What you are asked to do – Your task is to extract every line from the material below exactly.

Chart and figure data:
========

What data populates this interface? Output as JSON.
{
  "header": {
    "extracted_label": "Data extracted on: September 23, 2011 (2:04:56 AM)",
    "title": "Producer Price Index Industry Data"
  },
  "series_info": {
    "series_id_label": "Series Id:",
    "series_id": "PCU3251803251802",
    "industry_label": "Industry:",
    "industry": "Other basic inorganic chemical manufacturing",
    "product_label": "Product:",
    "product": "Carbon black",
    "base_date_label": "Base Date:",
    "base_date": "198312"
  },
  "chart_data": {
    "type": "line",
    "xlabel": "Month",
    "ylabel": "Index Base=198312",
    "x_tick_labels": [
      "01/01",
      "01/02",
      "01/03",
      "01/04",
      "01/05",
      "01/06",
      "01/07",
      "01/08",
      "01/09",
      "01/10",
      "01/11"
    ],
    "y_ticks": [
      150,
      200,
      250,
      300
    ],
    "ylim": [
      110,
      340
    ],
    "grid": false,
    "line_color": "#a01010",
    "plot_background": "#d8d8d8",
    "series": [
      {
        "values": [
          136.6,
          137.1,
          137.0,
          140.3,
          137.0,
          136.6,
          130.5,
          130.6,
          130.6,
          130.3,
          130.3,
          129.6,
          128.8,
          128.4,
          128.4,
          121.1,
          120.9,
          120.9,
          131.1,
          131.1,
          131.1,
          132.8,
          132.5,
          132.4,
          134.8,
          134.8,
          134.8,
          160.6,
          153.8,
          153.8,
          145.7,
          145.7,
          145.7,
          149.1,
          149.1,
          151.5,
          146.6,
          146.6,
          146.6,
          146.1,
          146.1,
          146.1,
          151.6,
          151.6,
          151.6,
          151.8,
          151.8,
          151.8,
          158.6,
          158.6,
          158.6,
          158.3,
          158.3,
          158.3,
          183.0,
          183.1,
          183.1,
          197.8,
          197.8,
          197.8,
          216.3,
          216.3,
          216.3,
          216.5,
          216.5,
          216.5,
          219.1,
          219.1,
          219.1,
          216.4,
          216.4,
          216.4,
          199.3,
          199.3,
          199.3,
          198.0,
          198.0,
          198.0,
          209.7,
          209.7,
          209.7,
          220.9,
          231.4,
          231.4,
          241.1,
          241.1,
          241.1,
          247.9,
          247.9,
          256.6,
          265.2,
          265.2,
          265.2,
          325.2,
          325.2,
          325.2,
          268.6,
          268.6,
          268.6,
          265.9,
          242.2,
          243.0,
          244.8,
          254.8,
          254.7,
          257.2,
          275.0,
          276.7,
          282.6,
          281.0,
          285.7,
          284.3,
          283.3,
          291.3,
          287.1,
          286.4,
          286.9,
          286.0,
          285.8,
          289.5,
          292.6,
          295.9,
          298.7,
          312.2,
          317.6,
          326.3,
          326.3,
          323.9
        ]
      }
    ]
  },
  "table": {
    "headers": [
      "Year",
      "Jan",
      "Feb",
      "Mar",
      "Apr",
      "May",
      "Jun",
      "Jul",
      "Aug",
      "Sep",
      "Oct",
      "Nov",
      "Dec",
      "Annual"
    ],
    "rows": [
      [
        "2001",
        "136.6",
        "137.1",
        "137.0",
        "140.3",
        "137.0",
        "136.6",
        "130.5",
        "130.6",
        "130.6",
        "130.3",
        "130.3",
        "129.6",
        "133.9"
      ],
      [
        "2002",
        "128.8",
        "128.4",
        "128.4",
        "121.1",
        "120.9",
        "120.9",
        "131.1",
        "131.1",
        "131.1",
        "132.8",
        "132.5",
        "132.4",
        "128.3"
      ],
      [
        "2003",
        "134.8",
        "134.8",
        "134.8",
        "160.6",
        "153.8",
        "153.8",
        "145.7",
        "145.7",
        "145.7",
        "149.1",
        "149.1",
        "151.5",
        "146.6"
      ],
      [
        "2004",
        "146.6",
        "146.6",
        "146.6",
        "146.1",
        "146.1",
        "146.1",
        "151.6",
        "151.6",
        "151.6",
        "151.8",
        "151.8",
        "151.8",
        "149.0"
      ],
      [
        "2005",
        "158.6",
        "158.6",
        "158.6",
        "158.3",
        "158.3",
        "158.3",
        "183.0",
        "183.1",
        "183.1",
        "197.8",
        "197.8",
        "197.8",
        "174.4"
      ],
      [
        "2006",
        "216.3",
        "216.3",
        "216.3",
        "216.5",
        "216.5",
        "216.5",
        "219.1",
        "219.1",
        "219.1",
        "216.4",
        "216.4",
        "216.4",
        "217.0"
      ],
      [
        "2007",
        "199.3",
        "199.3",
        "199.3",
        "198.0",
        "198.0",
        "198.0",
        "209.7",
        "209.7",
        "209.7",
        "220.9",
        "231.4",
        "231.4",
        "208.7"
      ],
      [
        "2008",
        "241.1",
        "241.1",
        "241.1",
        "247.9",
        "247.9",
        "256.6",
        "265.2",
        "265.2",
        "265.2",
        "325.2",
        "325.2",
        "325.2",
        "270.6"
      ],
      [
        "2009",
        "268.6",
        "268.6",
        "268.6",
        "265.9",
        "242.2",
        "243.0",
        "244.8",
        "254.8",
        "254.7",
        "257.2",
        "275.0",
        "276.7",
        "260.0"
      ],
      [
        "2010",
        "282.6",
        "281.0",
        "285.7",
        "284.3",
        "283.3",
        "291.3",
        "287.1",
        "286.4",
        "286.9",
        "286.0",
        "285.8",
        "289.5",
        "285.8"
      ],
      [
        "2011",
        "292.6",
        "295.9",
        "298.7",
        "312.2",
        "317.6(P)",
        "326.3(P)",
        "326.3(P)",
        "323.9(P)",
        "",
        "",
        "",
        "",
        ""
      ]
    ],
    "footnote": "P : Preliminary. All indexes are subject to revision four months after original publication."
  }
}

========

Solution to this task –
What data populates this interface? Output as JSON.
{
  "header": {
    "extracted_label": "Data extracted on: September 23, 2011 (2:04:56 AM)",
    "title": "Producer Price Index Industry Data"
  },
  "series_info": {
    "series_id_label": "Series Id:",
    "series_id": "PCU3251803251802",
    "industry_label": "Industry:",
    "industry": "Other basic inorganic chemical manufacturing",
    "product_label": "Product:",
    "product": "Carbon black",
    "base_date_label": "Base Date:",
    "base_date": "198312"
  },
  "chart_data": {
    "type": "line",
    "xlabel": "Month",
    "ylabel": "Index Base=198312",
    "x_tick_labels": [
      "01/01",
      "01/02",
      "01/03",
      "01/04",
      "01/05",
      "01/06",
      "01/07",
      "01/08",
      "01/09",
      "01/10",
      "01/11"
    ],
    "y_ticks": [
      150,
      200,
      250,
      300
    ],
    "ylim": [
      110,
      340
    ],
    "grid": false,
    "line_color": "#a01010",
    "plot_background": "#d8d8d8",
    "series": [
      {
        "values": [
          136.6,
          137.1,
          137.0,
          140.3,
          137.0,
          136.6,
          130.5,
          130.6,
          130.6,
          130.3,
          130.3,
          129.6,
          128.8,
          128.4,
          128.4,
          121.1,
          120.9,
          120.9,
          131.1,
          131.1,
          131.1,
          132.8,
          132.5,
          132.4,
          134.8,
          134.8,
          134.8,
          160.6,
          153.8,
          153.8,
          145.7,
          145.7,
          145.7,
          149.1,
          149.1,
          151.5,
          146.6,
          146.6,
          146.6,
          146.1,
          146.1,
          146.1,
          151.6,
          151.6,
          151.6,
          151.8,
          151.8,
          151.8,
          158.6,
          158.6,
          158.6,
          158.3,
          158.3,
          158.3,
          183.0,
          183.1,
          183.1,
          197.8,
          197.8,
          197.8,
          216.3,
          216.3,
          216.3,
          216.5,
          216.5,
          216.5,
          219.1,
          219.1,
          219.1,
          216.4,
          216.4,
          216.4,
          199.3,
          199.3,
          199.3,
          198.0,
          198.0,
          198.0,
          209.7,
          209.7,
          209.7,
          220.9,
          231.4,
          231.4,
          241.1,
          241.1,
          241.1,
          247.9,
          247.9,
          256.6,
          265.2,
          265.2,
          265.2,
          325.2,
          325.2,
          325.2,
          268.6,
          268.6,
          268.6,
          265.9,
          242.2,
          243.0,
          244.8,
          254.8,
          254.7,
          257.2,
          275.0,
          276.7,
          282.6,
          281.0,
          285.7,
          284.3,
          283.3,
          291.3,
          287.1,
          286.4,
          286.9,
          286.0,
          285.8,
          289.5,
          292.6,
          295.9,
          298.7,
          312.2,
          317.6,
          326.3,
          326.3,
          323.9
        ]
      }
    ]
  },
  "table": {
    "headers": [
      "Year",
      "Jan",
      "Feb",
      "Mar",
      "Apr",
      "May",
      "Jun",
      "Jul",
      "Aug",
      "Sep",
      "Oct",
      "Nov",
      "Dec",
      "Annual"
    ],
    "rows": [
      [
        "2001",
        "136.6",
        "137.1",
        "137.0",
        "140.3",
        "137.0",
        "136.6",
        "130.5",
        "130.6",
        "130.6",
        "130.3",
        "130.3",
        "129.6",
        "133.9"
      ],
      [
        "2002",
        "128.8",
        "128.4",
        "128.4",
        "121.1",
        "120.9",
        "120.9",
        "131.1",
        "131.1",
        "131.1",
        "132.8",
        "132.5",
        "132.4",
        "128.3"
      ],
      [
        "2003",
        "134.8",
        "134.8",
        "134.8",
        "160.6",
        "153.8",
        "153.8",
        "145.7",
        "145.7",
        "145.7",
        "149.1",
        "149.1",
        "151.5",
        "146.6"
      ],
      [
        "2004",
        "146.6",
        "146.6",
        "146.6",
        "146.1",
        "146.1",
        "146.1",
        "151.6",
        "151.6",
        "151.6",
        "151.8",
        "151.8",
        "151.8",
        "149.0"
      ],
      [
        "2005",
        "158.6",
        "158.6",
        "158.6",
        "158.3",
        "158.3",
        "158.3",
        "183.0",
        "183.1",
        "183.1",
        "197.8",
        "197.8",
        "197.8",
        "174.4"
      ],
      [
        "2006",
        "216.3",
        "216.3",
        "216.3",
        "216.5",
        "216.5",
        "216.5",
        "219.1",
        "219.1",
        "219.1",
        "216.4",
        "216.4",
        "216.4",
        "217.0"
      ],
      [
        "2007",
        "199.3",
        "199.3",
        "199.3",
        "198.0",
        "198.0",
        "198.0",
        "209.7",
        "209.7",
        "209.7",
        "220.9",
        "231.4",
        "231.4",
        "208.7"
      ],
      [
        "2008",
        "241.1",
        "241.1",
        "241.1",
        "247.9",
        "247.9",
        "256.6",
        "265.2",
        "265.2",
        "265.2",
        "325.2",
        "325.2",
        "325.2",
        "270.6"
      ],
      [
        "2009",
        "268.6",
        "268.6",
        "268.6",
        "265.9",
        "242.2",
        "243.0",
        "244.8",
        "254.8",
        "254.7",
        "257.2",
        "275.0",
        "276.7",
        "260.0"
      ],
      [
        "2010",
        "282.6",
        "281.0",
        "285.7",
        "284.3",
        "283.3",
        "291.3",
        "287.1",
        "286.4",
        "286.9",
        "286.0",
        "285.8",
        "289.5",
        "285.8"
      ],
      [
        "2011",
        "292.6",
        "295.9",
        "298.7",
        "312.2",
        "317.6(P)",
        "326.3(P)",
        "326.3(P)",
        "323.9(P)",
        "",
        "",
        "",
        "",
        ""
      ]
    ],
    "footnote": "P : Preliminary. All indexes are subject to revision four months after original publication."
  }
}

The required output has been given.